● Exercise instructions
Copy out every line that contains the word "title".

-- BEGIN --

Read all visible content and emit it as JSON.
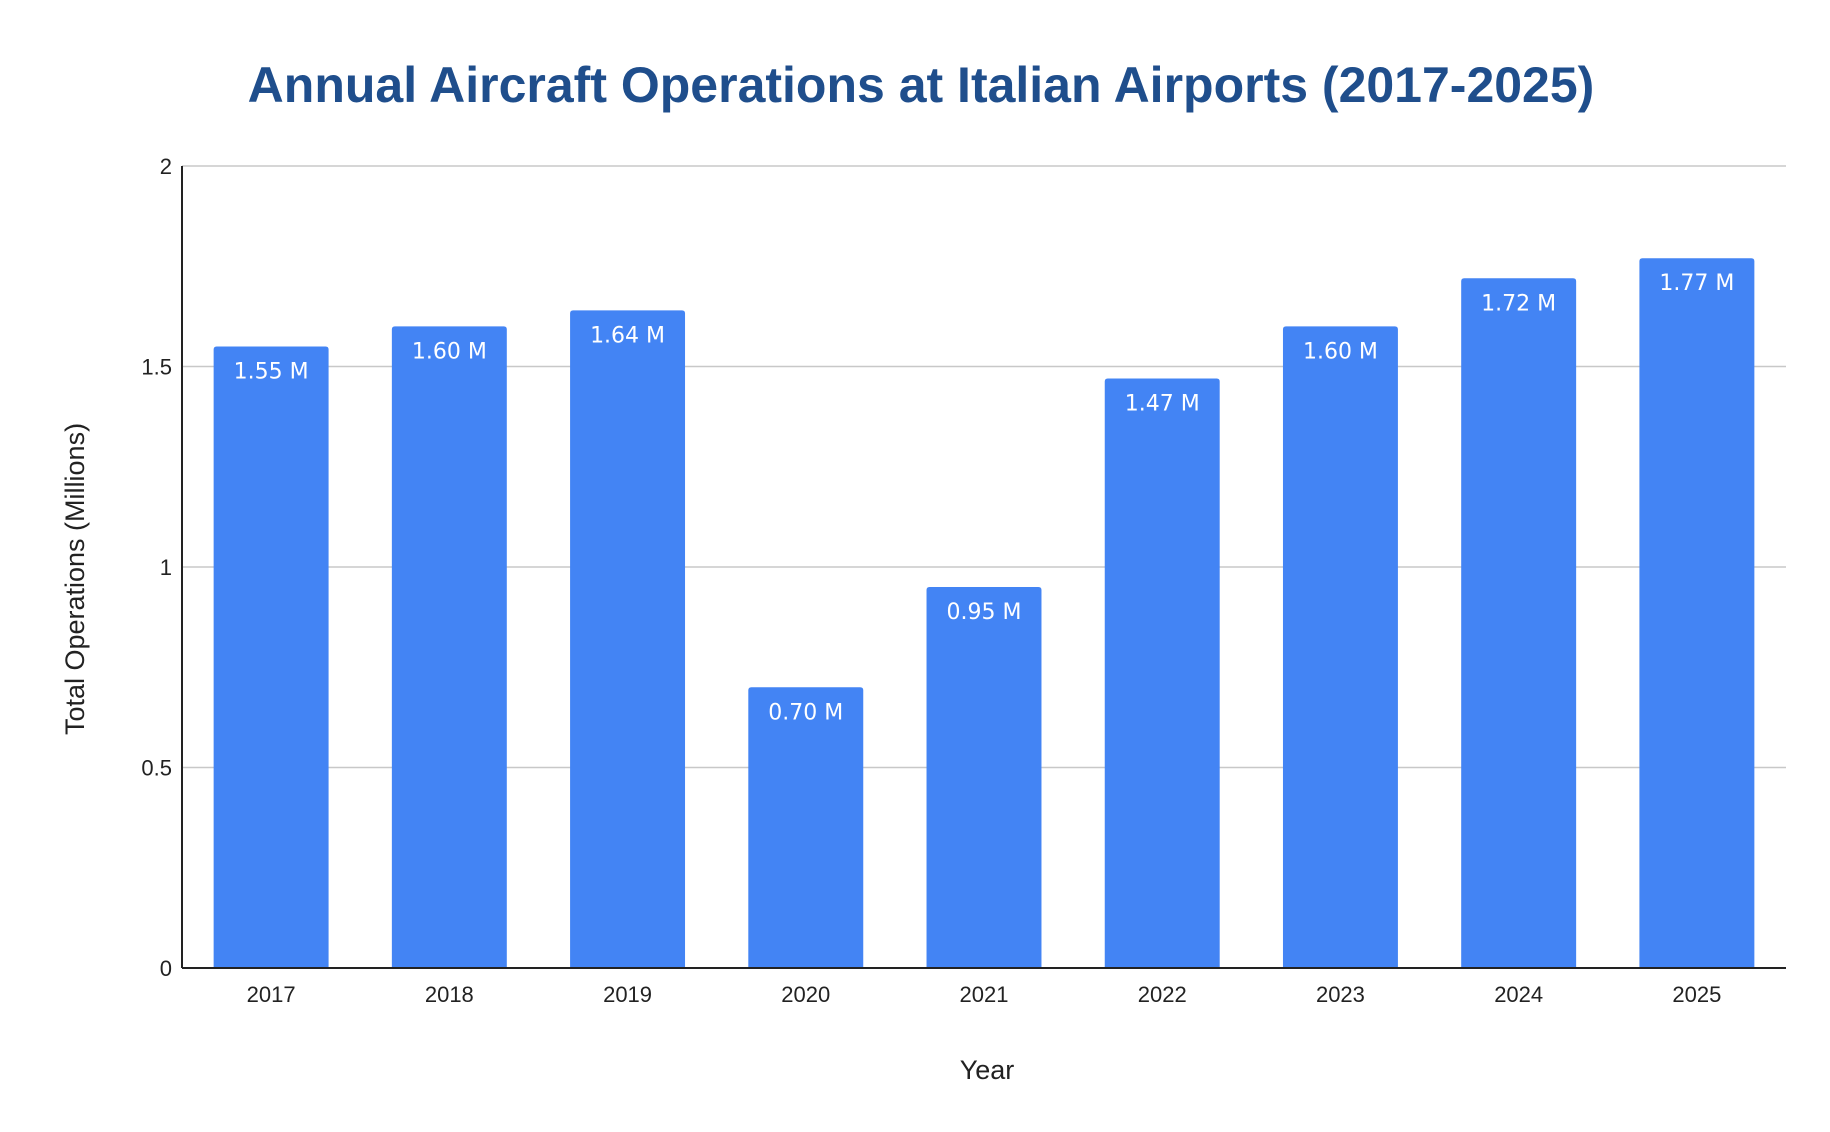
{
  "colors": {
    "bar": "#4384f4",
    "title": "#1f4e8c",
    "gridline": "#c8c8c8",
    "axis": "#222222",
    "text": "#222222",
    "label": "#ffffff"
  },
  "chart_data": {
    "type": "bar",
    "title": "Annual Aircraft Operations at Italian Airports (2017-2025)",
    "xlabel": "Year",
    "ylabel": "Total Operations (Millions)",
    "categories": [
      "2017",
      "2018",
      "2019",
      "2020",
      "2021",
      "2022",
      "2023",
      "2024",
      "2025"
    ],
    "values": [
      1.55,
      1.6,
      1.64,
      0.7,
      0.95,
      1.47,
      1.6,
      1.72,
      1.77
    ],
    "data_labels": [
      "1.55 M",
      "1.60 M",
      "1.64 M",
      "0.70 M",
      "0.95 M",
      "1.47 M",
      "1.60 M",
      "1.72 M",
      "1.77 M"
    ],
    "ylim": [
      0,
      2
    ],
    "yticks": [
      0,
      0.5,
      1,
      1.5,
      2
    ],
    "ytick_labels": [
      "0",
      "0.5",
      "1",
      "1.5",
      "2"
    ],
    "grid": true,
    "legend": "none"
  }
}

-- END --

● The solution
    "title": "#1f4e8c",
    "title": "Annual Aircraft Operations at Italian Airports (2017-2025)",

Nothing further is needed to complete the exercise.